WRITTEN EXERCISE ::
Scan the records for the string "COVER"; copy each line where it occurs.

PROVIDED INFORMATION ::
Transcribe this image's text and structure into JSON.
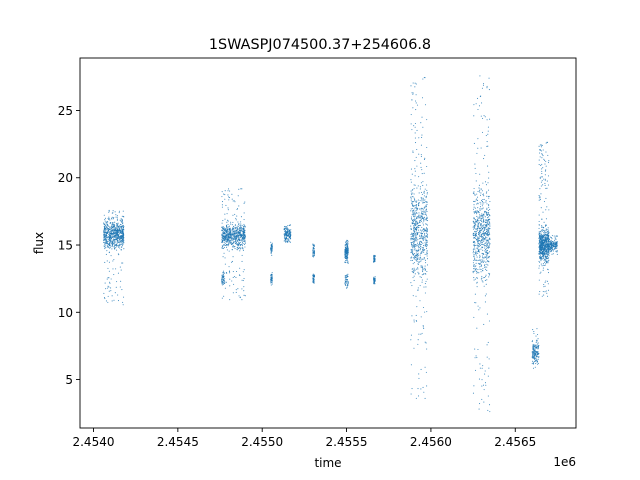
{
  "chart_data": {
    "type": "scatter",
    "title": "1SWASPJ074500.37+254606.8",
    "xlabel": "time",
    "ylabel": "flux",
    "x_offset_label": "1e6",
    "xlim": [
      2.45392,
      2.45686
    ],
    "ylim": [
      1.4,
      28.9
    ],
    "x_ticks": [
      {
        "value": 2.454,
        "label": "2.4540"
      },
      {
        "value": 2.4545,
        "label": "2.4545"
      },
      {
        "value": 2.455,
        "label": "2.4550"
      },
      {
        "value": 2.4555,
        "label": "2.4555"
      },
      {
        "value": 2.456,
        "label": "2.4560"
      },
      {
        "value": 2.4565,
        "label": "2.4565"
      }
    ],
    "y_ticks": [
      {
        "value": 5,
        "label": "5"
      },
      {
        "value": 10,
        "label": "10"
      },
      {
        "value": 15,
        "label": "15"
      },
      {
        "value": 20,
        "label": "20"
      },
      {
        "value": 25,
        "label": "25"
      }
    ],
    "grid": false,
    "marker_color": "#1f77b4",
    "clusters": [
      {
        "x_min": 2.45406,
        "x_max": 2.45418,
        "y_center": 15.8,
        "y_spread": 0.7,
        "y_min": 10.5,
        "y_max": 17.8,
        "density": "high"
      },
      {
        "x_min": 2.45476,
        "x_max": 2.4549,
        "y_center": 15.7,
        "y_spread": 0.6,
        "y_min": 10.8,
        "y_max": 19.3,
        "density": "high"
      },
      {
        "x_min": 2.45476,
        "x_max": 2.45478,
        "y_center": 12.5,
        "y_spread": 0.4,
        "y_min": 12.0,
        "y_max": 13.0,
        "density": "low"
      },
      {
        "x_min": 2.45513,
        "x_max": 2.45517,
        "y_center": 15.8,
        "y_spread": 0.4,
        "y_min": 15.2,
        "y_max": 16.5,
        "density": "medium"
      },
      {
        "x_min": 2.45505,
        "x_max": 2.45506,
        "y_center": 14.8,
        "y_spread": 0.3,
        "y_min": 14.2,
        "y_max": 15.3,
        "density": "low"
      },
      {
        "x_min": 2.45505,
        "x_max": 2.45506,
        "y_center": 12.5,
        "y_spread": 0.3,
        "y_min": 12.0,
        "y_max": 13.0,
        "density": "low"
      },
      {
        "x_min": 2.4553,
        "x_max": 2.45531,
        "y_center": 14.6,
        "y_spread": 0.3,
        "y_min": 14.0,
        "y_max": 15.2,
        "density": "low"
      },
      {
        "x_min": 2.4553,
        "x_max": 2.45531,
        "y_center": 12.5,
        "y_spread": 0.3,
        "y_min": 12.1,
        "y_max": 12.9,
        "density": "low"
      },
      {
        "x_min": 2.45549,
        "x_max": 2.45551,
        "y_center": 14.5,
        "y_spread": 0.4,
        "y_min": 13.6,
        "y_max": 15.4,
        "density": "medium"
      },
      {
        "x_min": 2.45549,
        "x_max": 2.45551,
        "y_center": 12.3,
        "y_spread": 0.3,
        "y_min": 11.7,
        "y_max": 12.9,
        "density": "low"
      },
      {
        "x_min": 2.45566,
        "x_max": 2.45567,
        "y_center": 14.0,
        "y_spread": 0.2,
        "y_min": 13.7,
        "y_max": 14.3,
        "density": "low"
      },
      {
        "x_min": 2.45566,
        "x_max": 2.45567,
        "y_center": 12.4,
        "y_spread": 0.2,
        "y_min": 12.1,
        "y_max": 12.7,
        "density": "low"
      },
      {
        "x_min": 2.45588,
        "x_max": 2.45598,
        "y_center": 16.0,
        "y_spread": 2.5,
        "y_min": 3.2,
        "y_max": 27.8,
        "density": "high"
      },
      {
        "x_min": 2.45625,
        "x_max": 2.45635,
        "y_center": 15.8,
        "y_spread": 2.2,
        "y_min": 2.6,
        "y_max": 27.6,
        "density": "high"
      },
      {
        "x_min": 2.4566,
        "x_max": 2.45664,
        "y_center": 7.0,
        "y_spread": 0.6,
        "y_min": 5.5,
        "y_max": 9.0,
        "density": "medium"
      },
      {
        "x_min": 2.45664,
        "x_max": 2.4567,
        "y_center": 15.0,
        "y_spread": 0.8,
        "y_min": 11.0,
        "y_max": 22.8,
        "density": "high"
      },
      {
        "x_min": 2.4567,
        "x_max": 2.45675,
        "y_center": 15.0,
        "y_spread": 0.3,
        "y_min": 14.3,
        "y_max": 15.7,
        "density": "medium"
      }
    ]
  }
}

==

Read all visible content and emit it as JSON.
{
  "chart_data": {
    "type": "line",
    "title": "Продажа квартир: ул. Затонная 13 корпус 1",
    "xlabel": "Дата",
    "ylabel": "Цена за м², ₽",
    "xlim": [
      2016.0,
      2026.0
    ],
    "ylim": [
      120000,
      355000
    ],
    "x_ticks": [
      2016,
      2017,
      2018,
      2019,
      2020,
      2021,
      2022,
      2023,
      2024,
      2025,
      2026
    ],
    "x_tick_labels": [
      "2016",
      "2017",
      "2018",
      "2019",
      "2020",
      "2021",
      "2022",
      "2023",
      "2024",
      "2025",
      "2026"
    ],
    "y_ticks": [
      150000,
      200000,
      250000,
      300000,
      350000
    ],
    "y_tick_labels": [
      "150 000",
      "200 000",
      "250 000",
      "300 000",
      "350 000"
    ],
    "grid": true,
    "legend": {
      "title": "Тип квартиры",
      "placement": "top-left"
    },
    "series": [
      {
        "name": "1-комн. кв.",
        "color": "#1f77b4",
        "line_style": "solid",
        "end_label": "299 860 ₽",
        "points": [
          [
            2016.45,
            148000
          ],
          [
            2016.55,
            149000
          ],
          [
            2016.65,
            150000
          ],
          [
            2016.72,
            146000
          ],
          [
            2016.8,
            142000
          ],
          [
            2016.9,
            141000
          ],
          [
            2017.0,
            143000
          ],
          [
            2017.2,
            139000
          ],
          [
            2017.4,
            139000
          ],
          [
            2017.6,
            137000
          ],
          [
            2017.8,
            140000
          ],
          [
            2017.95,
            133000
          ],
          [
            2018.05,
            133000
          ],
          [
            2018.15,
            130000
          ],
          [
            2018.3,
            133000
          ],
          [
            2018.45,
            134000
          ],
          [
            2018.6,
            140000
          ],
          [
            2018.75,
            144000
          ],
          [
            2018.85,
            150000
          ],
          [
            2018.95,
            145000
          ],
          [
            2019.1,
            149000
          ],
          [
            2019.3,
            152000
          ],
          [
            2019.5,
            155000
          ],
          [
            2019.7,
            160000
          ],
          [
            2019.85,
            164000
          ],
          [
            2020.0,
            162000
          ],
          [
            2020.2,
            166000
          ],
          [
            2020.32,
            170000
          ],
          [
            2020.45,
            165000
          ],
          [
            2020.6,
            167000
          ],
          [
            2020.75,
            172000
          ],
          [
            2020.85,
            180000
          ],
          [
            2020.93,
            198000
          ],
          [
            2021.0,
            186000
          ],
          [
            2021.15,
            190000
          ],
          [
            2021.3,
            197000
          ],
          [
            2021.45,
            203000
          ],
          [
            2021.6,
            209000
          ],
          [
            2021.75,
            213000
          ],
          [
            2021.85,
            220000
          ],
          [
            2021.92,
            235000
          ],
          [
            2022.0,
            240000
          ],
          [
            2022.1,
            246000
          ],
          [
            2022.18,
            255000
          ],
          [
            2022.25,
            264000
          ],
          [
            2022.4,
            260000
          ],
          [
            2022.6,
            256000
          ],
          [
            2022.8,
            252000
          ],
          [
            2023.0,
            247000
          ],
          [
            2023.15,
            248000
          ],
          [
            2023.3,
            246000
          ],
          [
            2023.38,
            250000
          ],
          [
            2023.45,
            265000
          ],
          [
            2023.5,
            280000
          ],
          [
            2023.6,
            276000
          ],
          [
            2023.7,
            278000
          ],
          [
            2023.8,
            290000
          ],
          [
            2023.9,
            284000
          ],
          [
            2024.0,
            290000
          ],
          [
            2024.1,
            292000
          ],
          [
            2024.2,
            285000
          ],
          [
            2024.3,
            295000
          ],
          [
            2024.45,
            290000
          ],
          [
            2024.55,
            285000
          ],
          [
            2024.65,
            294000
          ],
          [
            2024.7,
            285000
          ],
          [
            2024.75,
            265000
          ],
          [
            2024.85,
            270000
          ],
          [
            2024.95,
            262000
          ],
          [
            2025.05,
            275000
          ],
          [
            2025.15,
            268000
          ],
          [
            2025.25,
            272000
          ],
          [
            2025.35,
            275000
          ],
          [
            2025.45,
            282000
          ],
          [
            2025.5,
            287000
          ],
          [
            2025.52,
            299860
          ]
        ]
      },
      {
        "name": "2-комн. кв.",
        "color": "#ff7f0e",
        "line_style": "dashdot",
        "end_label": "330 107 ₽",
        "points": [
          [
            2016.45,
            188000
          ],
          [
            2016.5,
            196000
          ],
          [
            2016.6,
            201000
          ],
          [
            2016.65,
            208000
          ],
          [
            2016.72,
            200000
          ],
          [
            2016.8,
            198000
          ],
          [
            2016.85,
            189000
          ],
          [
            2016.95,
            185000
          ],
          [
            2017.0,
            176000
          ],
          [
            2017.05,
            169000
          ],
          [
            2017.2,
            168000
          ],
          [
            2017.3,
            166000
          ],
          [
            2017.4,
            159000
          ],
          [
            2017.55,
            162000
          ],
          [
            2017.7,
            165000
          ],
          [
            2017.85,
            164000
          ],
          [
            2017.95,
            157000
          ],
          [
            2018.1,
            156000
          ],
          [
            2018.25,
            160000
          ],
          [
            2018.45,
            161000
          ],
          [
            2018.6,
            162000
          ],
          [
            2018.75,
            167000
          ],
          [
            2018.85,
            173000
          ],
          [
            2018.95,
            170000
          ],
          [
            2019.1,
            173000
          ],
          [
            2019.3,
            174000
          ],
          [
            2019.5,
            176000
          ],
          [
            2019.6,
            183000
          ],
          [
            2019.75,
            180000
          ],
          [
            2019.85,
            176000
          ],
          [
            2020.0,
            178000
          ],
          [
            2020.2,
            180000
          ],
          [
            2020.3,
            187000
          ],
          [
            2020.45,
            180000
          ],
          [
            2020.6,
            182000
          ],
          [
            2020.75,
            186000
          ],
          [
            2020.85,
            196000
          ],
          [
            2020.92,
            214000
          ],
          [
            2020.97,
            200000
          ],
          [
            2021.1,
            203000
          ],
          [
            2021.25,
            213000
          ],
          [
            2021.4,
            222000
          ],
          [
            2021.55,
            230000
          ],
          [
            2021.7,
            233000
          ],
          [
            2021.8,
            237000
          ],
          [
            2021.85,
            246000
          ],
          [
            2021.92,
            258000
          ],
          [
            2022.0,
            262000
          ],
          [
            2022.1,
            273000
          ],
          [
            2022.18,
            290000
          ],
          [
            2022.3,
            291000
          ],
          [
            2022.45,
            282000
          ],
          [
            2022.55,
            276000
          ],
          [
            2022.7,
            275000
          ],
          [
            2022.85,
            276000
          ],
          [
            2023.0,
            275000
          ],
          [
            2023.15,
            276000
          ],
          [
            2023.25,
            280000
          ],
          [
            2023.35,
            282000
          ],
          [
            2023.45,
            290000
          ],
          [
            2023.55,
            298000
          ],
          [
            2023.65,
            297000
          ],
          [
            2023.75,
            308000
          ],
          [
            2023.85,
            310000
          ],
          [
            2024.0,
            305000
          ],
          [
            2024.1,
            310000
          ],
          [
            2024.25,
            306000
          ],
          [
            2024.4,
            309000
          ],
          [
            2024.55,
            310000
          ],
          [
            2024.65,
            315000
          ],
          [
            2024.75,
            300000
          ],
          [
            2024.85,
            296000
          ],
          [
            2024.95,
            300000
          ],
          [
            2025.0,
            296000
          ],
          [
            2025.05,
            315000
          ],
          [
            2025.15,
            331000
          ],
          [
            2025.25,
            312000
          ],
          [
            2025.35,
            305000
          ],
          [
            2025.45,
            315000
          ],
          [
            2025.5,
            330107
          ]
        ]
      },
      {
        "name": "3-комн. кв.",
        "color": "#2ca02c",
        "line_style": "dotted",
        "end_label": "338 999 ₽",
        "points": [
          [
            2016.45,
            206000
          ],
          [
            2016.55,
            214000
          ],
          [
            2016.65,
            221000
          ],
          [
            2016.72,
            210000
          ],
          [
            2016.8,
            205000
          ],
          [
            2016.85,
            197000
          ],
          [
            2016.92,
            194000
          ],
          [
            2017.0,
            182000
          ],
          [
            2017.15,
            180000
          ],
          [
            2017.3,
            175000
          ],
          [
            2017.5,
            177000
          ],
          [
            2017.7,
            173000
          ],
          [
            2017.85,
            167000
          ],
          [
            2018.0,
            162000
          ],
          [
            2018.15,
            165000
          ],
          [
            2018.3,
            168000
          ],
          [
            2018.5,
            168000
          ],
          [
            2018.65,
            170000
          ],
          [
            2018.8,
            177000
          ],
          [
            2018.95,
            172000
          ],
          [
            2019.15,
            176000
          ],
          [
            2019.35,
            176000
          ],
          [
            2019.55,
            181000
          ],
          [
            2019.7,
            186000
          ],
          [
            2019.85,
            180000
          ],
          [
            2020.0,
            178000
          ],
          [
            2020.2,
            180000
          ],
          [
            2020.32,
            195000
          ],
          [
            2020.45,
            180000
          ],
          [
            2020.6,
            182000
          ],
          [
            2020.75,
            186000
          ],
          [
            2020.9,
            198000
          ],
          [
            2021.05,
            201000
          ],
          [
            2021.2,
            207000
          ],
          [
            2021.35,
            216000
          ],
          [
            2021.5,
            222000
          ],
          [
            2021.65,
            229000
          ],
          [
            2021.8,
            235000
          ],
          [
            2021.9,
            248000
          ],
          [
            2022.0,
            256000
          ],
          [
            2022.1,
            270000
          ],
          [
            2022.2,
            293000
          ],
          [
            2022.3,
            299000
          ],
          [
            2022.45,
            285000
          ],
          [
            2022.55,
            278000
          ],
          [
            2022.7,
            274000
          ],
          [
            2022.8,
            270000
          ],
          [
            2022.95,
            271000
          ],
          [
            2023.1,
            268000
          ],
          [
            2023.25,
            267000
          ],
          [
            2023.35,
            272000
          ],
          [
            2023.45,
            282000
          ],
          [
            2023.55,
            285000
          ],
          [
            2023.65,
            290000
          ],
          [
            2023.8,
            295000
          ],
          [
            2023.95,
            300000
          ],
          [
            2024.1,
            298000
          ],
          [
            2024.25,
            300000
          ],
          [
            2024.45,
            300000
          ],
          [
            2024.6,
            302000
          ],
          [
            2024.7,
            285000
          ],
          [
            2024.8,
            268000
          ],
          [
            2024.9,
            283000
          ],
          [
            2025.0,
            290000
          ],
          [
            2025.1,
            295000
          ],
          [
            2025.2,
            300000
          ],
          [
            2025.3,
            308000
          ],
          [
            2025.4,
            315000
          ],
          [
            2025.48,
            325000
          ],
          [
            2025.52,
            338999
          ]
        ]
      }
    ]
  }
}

==

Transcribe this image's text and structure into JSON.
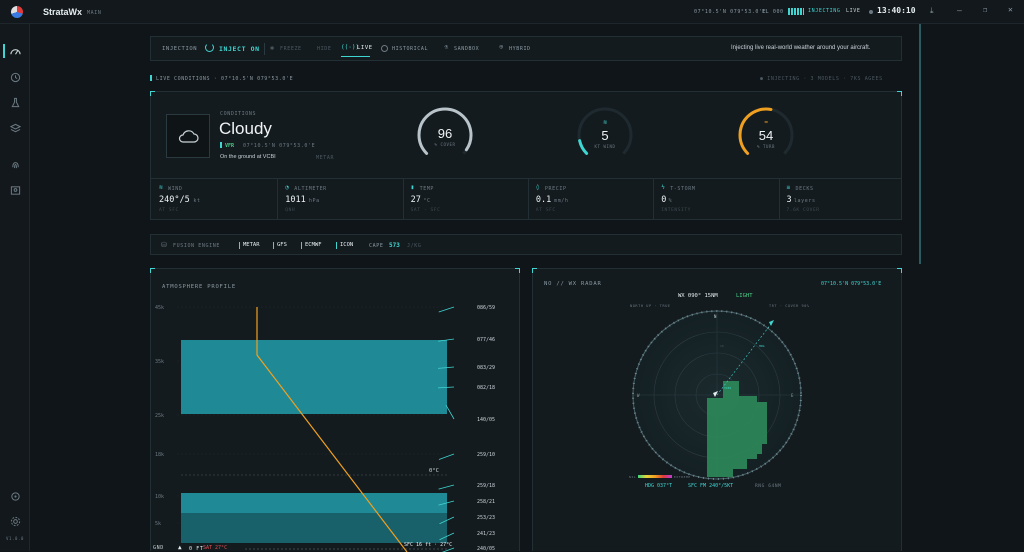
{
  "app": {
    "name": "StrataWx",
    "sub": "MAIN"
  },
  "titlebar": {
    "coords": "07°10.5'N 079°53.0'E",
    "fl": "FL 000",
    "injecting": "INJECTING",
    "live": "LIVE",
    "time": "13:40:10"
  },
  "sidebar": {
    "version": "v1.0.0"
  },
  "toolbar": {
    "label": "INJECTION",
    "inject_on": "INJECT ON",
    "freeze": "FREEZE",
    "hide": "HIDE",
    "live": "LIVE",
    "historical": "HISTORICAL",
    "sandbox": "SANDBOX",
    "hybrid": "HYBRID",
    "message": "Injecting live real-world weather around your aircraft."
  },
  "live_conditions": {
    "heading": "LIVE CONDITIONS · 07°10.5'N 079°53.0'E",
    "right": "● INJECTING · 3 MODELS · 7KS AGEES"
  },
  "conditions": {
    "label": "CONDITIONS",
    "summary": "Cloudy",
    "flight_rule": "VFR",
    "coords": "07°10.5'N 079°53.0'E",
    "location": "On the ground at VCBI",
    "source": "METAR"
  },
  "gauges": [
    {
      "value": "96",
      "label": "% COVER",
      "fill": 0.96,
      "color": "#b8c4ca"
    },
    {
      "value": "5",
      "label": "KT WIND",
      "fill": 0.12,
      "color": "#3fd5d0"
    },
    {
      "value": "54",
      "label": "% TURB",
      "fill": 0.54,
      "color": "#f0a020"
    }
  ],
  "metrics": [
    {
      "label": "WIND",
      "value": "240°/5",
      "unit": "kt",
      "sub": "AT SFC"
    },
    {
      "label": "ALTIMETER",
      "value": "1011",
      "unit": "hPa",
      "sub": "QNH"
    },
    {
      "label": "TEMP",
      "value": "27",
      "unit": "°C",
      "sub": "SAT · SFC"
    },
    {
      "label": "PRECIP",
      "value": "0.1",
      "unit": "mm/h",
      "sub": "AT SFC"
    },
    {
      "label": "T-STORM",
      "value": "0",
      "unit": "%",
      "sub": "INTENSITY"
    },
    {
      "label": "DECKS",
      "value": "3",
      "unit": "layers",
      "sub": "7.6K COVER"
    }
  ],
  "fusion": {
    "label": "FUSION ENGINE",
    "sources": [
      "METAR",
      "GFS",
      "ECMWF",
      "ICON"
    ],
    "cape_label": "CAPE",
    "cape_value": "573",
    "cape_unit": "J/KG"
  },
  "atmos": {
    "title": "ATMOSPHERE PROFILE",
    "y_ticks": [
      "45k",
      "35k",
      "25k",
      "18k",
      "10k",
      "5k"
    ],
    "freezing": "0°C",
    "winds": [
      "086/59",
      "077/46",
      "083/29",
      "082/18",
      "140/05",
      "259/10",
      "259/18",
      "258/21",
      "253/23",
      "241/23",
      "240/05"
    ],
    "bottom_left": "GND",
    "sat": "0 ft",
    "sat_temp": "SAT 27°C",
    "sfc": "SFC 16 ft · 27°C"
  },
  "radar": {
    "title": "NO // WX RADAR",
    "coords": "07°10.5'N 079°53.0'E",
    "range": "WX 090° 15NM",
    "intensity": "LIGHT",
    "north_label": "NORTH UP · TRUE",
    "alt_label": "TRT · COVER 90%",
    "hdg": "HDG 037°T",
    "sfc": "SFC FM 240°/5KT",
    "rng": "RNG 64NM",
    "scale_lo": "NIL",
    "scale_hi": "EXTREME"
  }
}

EXERCISE RESULT ::
      "label": "% COVER",
      "sub": "7.6K COVER"
    "alt_label": "TRT · COVER 90%",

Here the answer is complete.